- [Task directions]: Check each line below for the word "name", and copy those that have it.

..........

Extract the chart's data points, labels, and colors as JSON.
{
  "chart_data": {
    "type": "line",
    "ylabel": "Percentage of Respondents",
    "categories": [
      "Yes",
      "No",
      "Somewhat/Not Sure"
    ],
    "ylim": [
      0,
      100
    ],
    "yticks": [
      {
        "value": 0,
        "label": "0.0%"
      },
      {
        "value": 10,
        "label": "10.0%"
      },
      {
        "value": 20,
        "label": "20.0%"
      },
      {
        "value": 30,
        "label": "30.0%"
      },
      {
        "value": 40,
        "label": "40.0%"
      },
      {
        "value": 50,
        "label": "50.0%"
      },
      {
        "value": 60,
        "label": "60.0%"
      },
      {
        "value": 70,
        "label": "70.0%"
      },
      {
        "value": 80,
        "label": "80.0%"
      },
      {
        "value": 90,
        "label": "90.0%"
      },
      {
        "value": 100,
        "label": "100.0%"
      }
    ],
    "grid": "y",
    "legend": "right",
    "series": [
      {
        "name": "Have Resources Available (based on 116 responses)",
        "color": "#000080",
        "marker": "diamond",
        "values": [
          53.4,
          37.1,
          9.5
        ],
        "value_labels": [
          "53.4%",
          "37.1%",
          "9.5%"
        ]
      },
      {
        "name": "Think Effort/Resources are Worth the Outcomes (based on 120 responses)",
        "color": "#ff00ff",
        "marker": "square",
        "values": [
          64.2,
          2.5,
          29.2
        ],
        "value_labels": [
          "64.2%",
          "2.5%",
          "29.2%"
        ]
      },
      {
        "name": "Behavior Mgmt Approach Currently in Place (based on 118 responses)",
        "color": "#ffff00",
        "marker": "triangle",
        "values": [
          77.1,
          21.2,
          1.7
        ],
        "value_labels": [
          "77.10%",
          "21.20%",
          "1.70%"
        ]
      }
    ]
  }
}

..........

- [Written response]:
        "name": "Have Resources Available (based on 116 responses)",
        "name": "Think Effort/Resources are Worth the Outcomes (based on 120 responses)",
        "name": "Behavior Mgmt Approach Currently in Place (based on 118 responses)",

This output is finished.